- _EXERCISE DESCRIPTION_:
Output all of the entries below precisely as written.

# start of RECORDS FOR PROCESSING

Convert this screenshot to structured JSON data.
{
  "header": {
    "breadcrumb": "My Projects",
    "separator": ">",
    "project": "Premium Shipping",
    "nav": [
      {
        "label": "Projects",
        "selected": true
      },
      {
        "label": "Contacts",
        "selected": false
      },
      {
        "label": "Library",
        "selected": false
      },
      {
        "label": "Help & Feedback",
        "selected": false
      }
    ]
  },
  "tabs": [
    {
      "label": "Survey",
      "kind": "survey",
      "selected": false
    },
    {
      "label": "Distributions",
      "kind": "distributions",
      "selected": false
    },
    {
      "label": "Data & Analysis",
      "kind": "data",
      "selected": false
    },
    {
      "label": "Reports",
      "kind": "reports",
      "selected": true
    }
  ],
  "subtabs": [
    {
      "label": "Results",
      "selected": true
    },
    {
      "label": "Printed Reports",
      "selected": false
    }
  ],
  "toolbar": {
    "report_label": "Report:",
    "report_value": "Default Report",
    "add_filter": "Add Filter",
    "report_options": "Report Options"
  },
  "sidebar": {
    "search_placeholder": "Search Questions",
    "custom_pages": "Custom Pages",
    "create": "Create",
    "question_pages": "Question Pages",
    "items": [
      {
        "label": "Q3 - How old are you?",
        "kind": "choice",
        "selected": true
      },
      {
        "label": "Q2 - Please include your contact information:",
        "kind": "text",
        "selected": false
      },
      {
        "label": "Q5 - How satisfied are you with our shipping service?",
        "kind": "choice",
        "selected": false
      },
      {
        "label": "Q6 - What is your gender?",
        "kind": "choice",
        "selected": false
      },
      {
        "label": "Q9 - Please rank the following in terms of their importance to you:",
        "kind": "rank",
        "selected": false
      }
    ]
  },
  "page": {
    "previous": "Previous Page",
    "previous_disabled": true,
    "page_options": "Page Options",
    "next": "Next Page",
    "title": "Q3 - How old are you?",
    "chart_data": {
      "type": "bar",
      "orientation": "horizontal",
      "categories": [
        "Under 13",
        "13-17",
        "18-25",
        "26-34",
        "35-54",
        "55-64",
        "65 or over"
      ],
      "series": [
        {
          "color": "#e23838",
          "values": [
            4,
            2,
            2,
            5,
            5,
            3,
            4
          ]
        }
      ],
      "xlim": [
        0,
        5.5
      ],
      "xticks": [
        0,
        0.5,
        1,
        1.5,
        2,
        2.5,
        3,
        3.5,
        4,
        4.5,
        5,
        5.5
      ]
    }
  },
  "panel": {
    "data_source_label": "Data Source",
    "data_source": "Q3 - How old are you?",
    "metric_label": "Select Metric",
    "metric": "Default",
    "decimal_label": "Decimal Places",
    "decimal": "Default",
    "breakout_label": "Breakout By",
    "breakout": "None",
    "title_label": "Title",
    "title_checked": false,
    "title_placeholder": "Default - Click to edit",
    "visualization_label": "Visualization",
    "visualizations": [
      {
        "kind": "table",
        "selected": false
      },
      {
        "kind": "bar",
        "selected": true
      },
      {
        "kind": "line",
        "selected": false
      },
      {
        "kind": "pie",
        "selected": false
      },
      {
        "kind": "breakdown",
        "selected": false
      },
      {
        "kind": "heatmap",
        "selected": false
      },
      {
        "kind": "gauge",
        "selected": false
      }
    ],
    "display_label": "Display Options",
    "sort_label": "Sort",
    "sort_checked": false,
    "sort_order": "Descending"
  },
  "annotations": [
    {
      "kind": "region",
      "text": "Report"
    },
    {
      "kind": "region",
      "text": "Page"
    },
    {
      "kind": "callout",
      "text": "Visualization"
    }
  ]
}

# end of RECORDS FOR PROCESSING

- _WORKED ANSWER_:
Convert this screenshot to structured JSON data.
{
  "header": {
    "breadcrumb": "My Projects",
    "separator": ">",
    "project": "Premium Shipping",
    "nav": [
      {
        "label": "Projects",
        "selected": true
      },
      {
        "label": "Contacts",
        "selected": false
      },
      {
        "label": "Library",
        "selected": false
      },
      {
        "label": "Help & Feedback",
        "selected": false
      }
    ]
  },
  "tabs": [
    {
      "label": "Survey",
      "kind": "survey",
      "selected": false
    },
    {
      "label": "Distributions",
      "kind": "distributions",
      "selected": false
    },
    {
      "label": "Data & Analysis",
      "kind": "data",
      "selected": false
    },
    {
      "label": "Reports",
      "kind": "reports",
      "selected": true
    }
  ],
  "subtabs": [
    {
      "label": "Results",
      "selected": true
    },
    {
      "label": "Printed Reports",
      "selected": false
    }
  ],
  "toolbar": {
    "report_label": "Report:",
    "report_value": "Default Report",
    "add_filter": "Add Filter",
    "report_options": "Report Options"
  },
  "sidebar": {
    "search_placeholder": "Search Questions",
    "custom_pages": "Custom Pages",
    "create": "Create",
    "question_pages": "Question Pages",
    "items": [
      {
        "label": "Q3 - How old are you?",
        "kind": "choice",
        "selected": true
      },
      {
        "label": "Q2 - Please include your contact information:",
        "kind": "text",
        "selected": false
      },
      {
        "label": "Q5 - How satisfied are you with our shipping service?",
        "kind": "choice",
        "selected": false
      },
      {
        "label": "Q6 - What is your gender?",
        "kind": "choice",
        "selected": false
      },
      {
        "label": "Q9 - Please rank the following in terms of their importance to you:",
        "kind": "rank",
        "selected": false
      }
    ]
  },
  "page": {
    "previous": "Previous Page",
    "previous_disabled": true,
    "page_options": "Page Options",
    "next": "Next Page",
    "title": "Q3 - How old are you?",
    "chart_data": {
      "type": "bar",
      "orientation": "horizontal",
      "categories": [
        "Under 13",
        "13-17",
        "18-25",
        "26-34",
        "35-54",
        "55-64",
        "65 or over"
      ],
      "series": [
        {
          "color": "#e23838",
          "values": [
            4,
            2,
            2,
            5,
            5,
            3,
            4
          ]
        }
      ],
      "xlim": [
        0,
        5.5
      ],
      "xticks": [
        0,
        0.5,
        1,
        1.5,
        2,
        2.5,
        3,
        3.5,
        4,
        4.5,
        5,
        5.5
      ]
    }
  },
  "panel": {
    "data_source_label": "Data Source",
    "data_source": "Q3 - How old are you?",
    "metric_label": "Select Metric",
    "metric": "Default",
    "decimal_label": "Decimal Places",
    "decimal": "Default",
    "breakout_label": "Breakout By",
    "breakout": "None",
    "title_label": "Title",
    "title_checked": false,
    "title_placeholder": "Default - Click to edit",
    "visualization_label": "Visualization",
    "visualizations": [
      {
        "kind": "table",
        "selected": false
      },
      {
        "kind": "bar",
        "selected": true
      },
      {
        "kind": "line",
        "selected": false
      },
      {
        "kind": "pie",
        "selected": false
      },
      {
        "kind": "breakdown",
        "selected": false
      },
      {
        "kind": "heatmap",
        "selected": false
      },
      {
        "kind": "gauge",
        "selected": false
      }
    ],
    "display_label": "Display Options",
    "sort_label": "Sort",
    "sort_checked": false,
    "sort_order": "Descending"
  },
  "annotations": [
    {
      "kind": "region",
      "text": "Report"
    },
    {
      "kind": "region",
      "text": "Page"
    },
    {
      "kind": "callout",
      "text": "Visualization"
    }
  ]
}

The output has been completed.